- Task goal
Return the data exactly, with all pictures removed.

- The data
START

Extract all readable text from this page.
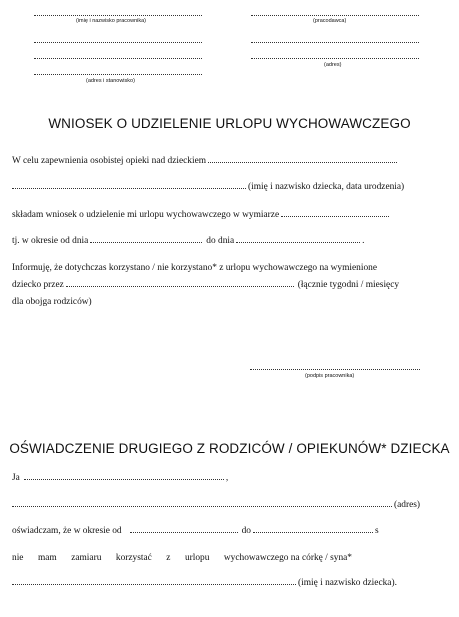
(imię i nazwisko pracownika)	(pracodawca)
(adres)
(adres i stanowisko)
WNIOSEK O UDZIELENIE URLOPU WYCHOWAWCZEGO
W celu zapewnienia osobistej opieki nad dzieckiem
(imię i nazwisko dziecka, data urodzenia)
składam wniosek o udzielenie mi urlopu wychowawczego w wymiarze
tj. w okresie od dnia	do dnia	.
Informuję, że dotychczas korzystano / nie korzystano* z urlopu wychowawczego na wymienione
dziecko przez	(łącznie tygodni / miesięcy
dla obojga rodziców)
(podpis pracownika)
OŚWIADCZENIE DRUGIEGO Z RODZICÓW / OPIEKUNÓW* DZIECKA
Ja	,
(adres)
oświadczam, że w okresie od	do	s
nie mam zamiaru korzystać z urlopu wychowawczego na córkę / syna*
(imię i nazwisko dziecka).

END

- Written answer
Extract all readable text from this page.
(imię i nazwisko pracownika)	(pracodawca)
(adres)
(adres i stanowisko)
WNIOSEK O UDZIELENIE URLOPU WYCHOWAWCZEGO
W celu zapewnienia osobistej opieki nad dzieckiem
(imię i nazwisko dziecka, data urodzenia)
składam wniosek o udzielenie mi urlopu wychowawczego w wymiarze
tj. w okresie od dnia	do dnia	.
Informuję, że dotychczas korzystano / nie korzystano* z urlopu wychowawczego na wymienione
dziecko przez	(łącznie tygodni / miesięcy
dla obojga rodziców)
(podpis pracownika)
OŚWIADCZENIE DRUGIEGO Z RODZICÓW / OPIEKUNÓW* DZIECKA
Ja	,
(adres)
oświadczam, że w okresie od	do	s
nie mam zamiaru korzystać z urlopu wychowawczego na córkę / syna*
(imię i nazwisko dziecka).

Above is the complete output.